_Dataset_.
........
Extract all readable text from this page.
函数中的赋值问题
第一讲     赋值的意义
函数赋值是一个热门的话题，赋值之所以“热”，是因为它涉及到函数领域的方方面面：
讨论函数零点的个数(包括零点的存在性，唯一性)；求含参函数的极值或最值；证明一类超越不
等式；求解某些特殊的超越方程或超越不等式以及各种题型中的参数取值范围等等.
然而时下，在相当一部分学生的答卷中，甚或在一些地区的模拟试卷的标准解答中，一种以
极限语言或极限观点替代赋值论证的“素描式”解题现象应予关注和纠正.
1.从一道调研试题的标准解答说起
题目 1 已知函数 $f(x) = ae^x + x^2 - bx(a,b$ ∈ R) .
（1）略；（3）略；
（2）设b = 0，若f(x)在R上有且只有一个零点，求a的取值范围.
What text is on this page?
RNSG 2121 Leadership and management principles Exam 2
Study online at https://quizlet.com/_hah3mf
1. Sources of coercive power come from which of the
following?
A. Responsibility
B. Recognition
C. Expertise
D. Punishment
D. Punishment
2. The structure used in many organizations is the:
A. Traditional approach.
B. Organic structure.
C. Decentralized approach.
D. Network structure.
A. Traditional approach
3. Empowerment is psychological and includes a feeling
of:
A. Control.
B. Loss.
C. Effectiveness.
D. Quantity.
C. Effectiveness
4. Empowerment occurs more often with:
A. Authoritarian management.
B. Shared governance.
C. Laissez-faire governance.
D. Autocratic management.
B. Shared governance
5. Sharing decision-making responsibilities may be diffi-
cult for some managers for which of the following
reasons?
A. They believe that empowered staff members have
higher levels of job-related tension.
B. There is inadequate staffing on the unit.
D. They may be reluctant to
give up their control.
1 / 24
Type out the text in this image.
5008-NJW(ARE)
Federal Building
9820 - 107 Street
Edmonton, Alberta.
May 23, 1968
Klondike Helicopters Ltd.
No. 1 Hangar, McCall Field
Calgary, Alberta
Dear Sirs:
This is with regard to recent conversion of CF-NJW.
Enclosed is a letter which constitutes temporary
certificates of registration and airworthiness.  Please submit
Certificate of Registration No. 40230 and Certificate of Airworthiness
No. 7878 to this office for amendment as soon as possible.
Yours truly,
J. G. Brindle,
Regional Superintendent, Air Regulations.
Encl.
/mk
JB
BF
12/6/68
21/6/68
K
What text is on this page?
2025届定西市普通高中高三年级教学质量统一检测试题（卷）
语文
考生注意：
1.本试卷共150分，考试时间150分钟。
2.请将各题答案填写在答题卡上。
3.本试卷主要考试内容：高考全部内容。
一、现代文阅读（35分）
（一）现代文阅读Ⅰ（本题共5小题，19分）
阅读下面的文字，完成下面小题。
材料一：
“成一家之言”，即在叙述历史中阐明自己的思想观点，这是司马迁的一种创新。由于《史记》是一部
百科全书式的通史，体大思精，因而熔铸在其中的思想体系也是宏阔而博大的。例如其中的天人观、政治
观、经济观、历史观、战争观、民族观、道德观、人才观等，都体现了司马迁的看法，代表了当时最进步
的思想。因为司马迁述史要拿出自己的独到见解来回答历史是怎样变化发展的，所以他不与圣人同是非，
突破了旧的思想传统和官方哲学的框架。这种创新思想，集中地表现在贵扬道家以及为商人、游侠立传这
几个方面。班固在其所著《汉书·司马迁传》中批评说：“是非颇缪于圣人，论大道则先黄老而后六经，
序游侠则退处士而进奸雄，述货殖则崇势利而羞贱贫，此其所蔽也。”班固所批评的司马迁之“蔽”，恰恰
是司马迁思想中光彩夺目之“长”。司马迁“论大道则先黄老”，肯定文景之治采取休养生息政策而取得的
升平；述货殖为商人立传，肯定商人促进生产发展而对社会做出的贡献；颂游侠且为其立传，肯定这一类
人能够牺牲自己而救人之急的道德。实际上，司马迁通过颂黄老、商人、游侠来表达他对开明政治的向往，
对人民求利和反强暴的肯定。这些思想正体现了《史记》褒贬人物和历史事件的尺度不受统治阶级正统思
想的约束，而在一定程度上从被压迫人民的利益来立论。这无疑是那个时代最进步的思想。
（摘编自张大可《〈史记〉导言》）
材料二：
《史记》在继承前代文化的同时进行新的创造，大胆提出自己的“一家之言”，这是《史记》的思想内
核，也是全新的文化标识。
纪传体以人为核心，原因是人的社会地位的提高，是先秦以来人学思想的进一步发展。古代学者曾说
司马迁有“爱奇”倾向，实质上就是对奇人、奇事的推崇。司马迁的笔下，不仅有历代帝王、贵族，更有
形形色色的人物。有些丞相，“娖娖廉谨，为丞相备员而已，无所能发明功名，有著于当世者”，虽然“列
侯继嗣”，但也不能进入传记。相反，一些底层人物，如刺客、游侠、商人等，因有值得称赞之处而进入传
........
_Short exercise_. Extract every line containing the string "text" from the material.

_Solution for this exercise_.
Extract all readable text from this page.
What text is on this page?
Type out the text in this image.
What text is on this page?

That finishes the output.